Supplied records »
______
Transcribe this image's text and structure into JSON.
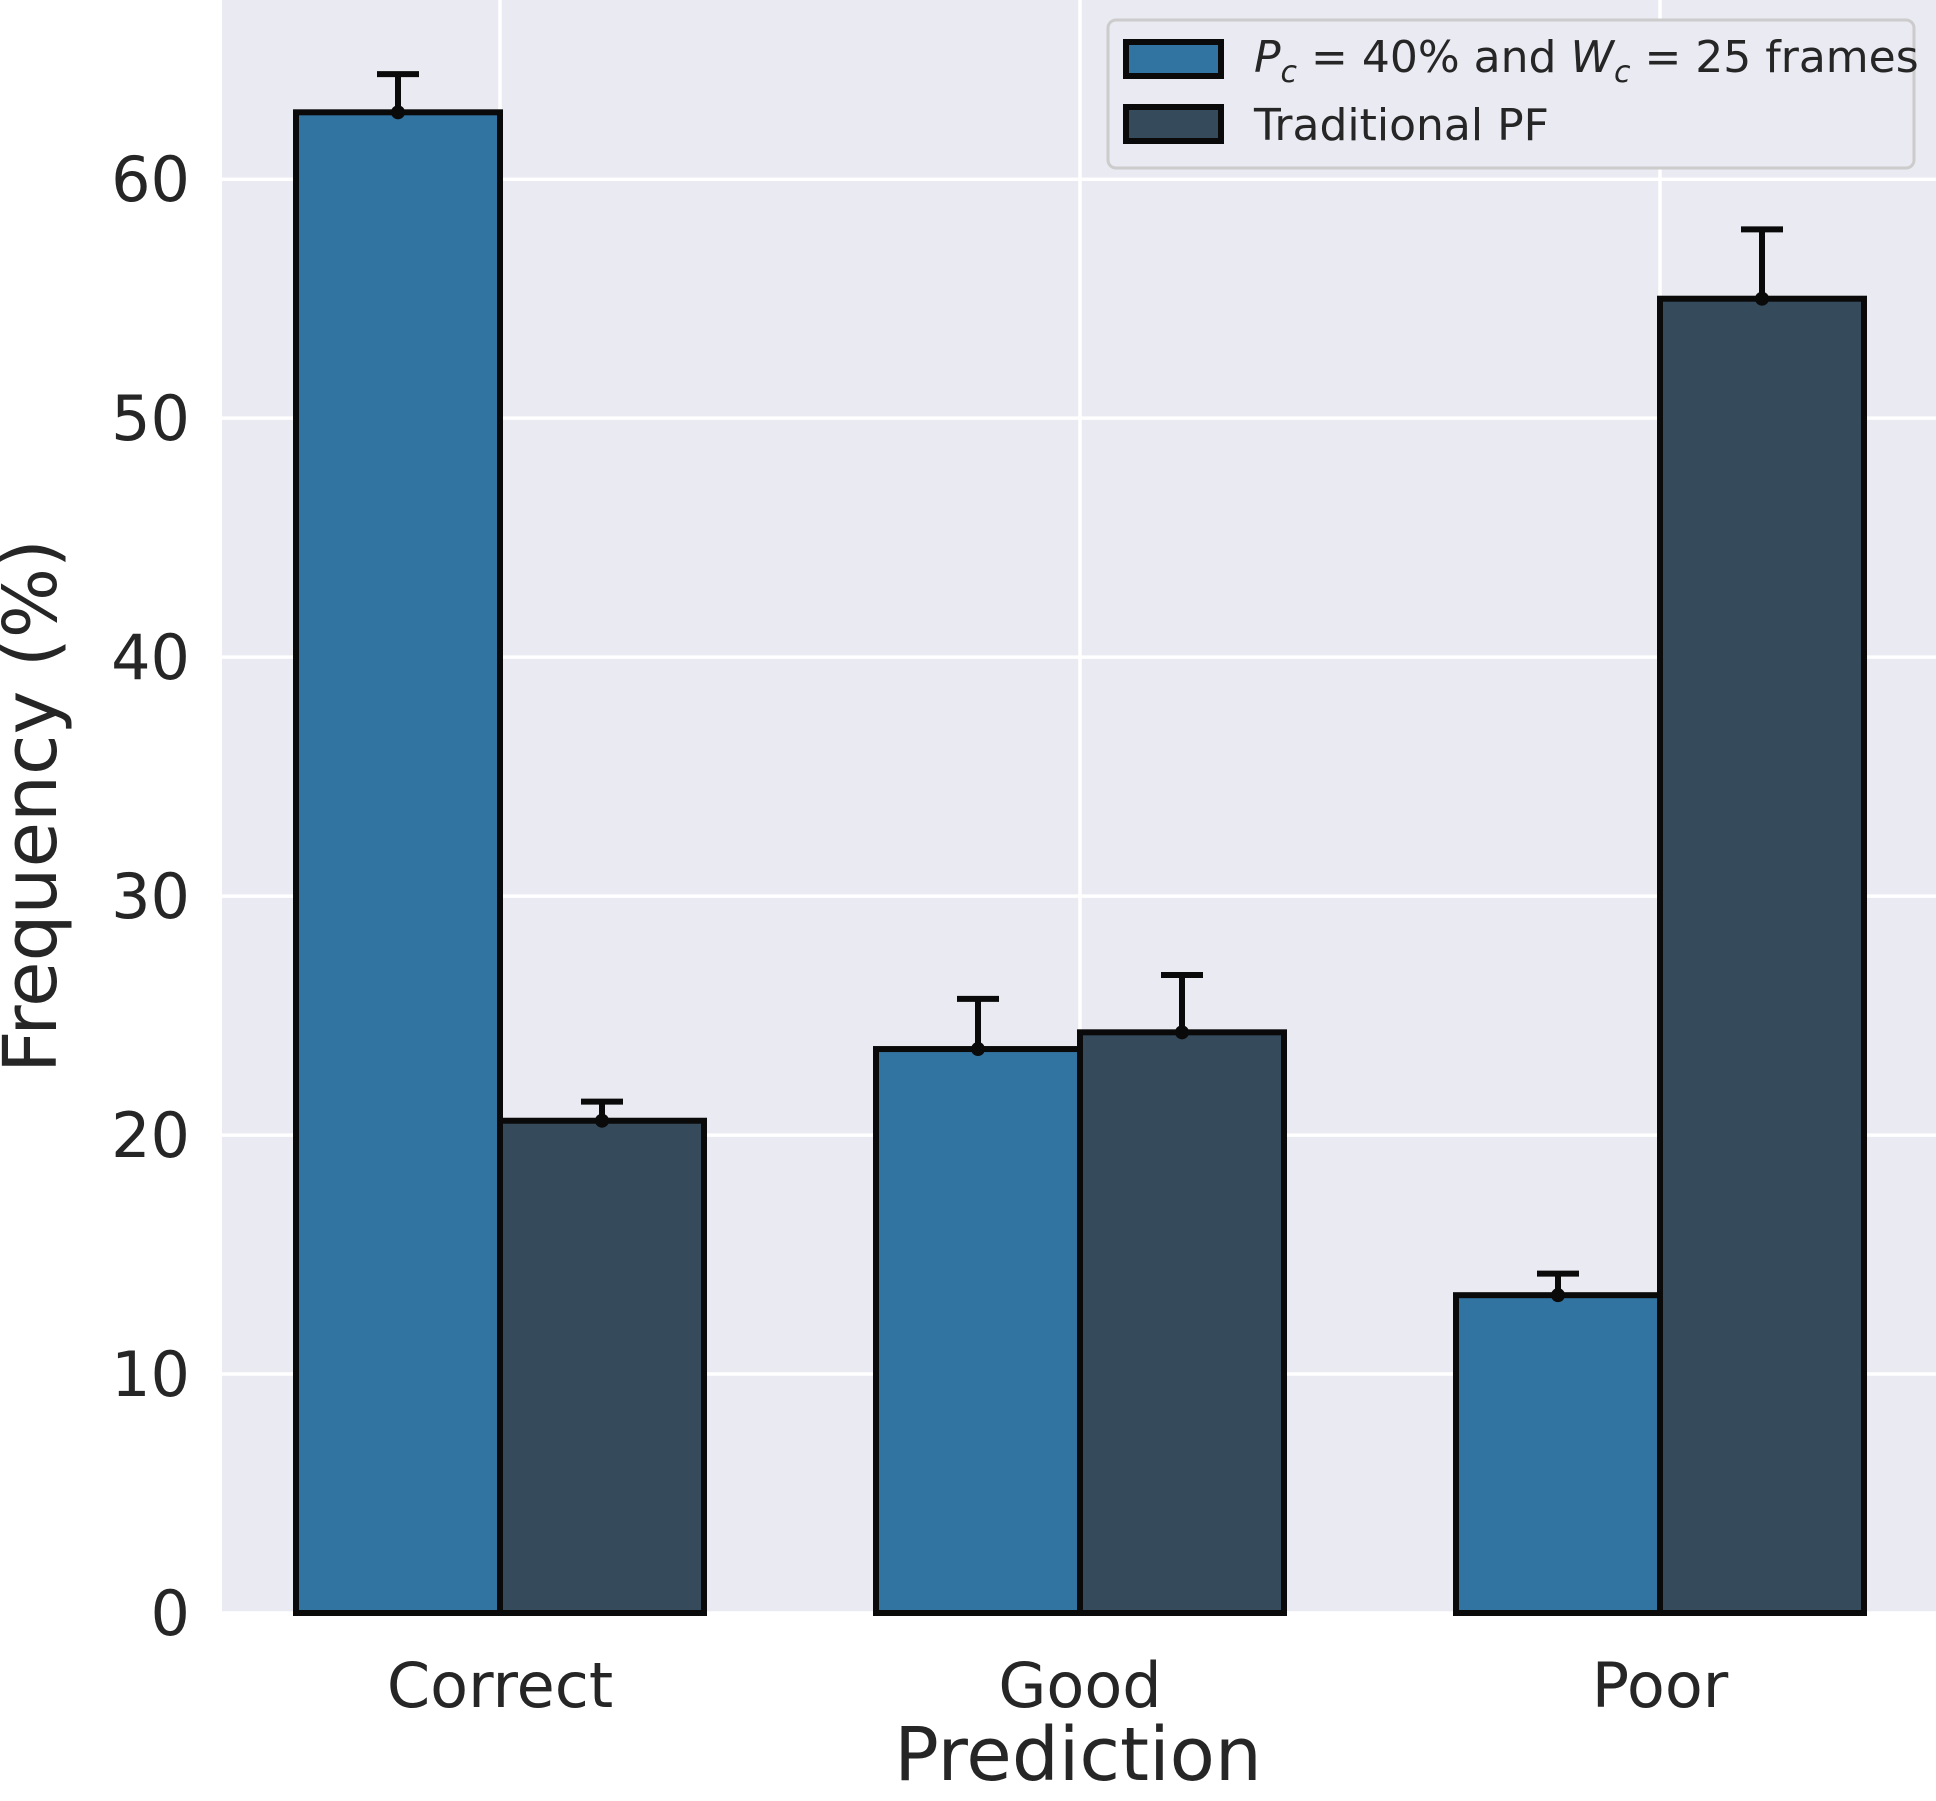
{
  "chart_data": {
    "type": "bar",
    "xlabel": "Prediction",
    "ylabel": "Frequency (%)",
    "ylim": [
      0,
      67.5
    ],
    "yticks": [
      0,
      10,
      20,
      30,
      40,
      50,
      60
    ],
    "grid": true,
    "legend_position": "top-right",
    "categories": [
      "Correct",
      "Good",
      "Poor"
    ],
    "series": [
      {
        "name": "P_c = 40% and W_c = 25 frames",
        "legend_parts": {
          "p_symbol": "P",
          "p_sub": "c",
          "p_rest": " = 40% and ",
          "w_symbol": "W",
          "w_sub": "c",
          "w_rest": " = 25 frames"
        },
        "color": "#3274a1",
        "values": [
          62.8,
          23.6,
          13.3
        ],
        "error_upper": [
          1.6,
          2.1,
          0.9
        ]
      },
      {
        "name": "Traditional PF",
        "color": "#354a5a",
        "values": [
          20.6,
          24.3,
          55.0
        ],
        "error_upper": [
          0.8,
          2.4,
          2.9
        ]
      }
    ],
    "colors": {
      "plot_background": "#eaeaf2",
      "grid": "#ffffff",
      "bar_edge": "#0a0a0a",
      "text": "#262626"
    }
  }
}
______
What you have to do » Reproduce the listing above exactly, excluding all pictures.

Response »
Transcribe this image's text and structure into JSON.
{
  "chart_data": {
    "type": "bar",
    "xlabel": "Prediction",
    "ylabel": "Frequency (%)",
    "ylim": [
      0,
      67.5
    ],
    "yticks": [
      0,
      10,
      20,
      30,
      40,
      50,
      60
    ],
    "grid": true,
    "legend_position": "top-right",
    "categories": [
      "Correct",
      "Good",
      "Poor"
    ],
    "series": [
      {
        "name": "P_c = 40% and W_c = 25 frames",
        "legend_parts": {
          "p_symbol": "P",
          "p_sub": "c",
          "p_rest": " = 40% and ",
          "w_symbol": "W",
          "w_sub": "c",
          "w_rest": " = 25 frames"
        },
        "color": "#3274a1",
        "values": [
          62.8,
          23.6,
          13.3
        ],
        "error_upper": [
          1.6,
          2.1,
          0.9
        ]
      },
      {
        "name": "Traditional PF",
        "color": "#354a5a",
        "values": [
          20.6,
          24.3,
          55.0
        ],
        "error_upper": [
          0.8,
          2.4,
          2.9
        ]
      }
    ],
    "colors": {
      "plot_background": "#eaeaf2",
      "grid": "#ffffff",
      "bar_edge": "#0a0a0a",
      "text": "#262626"
    }
  }
}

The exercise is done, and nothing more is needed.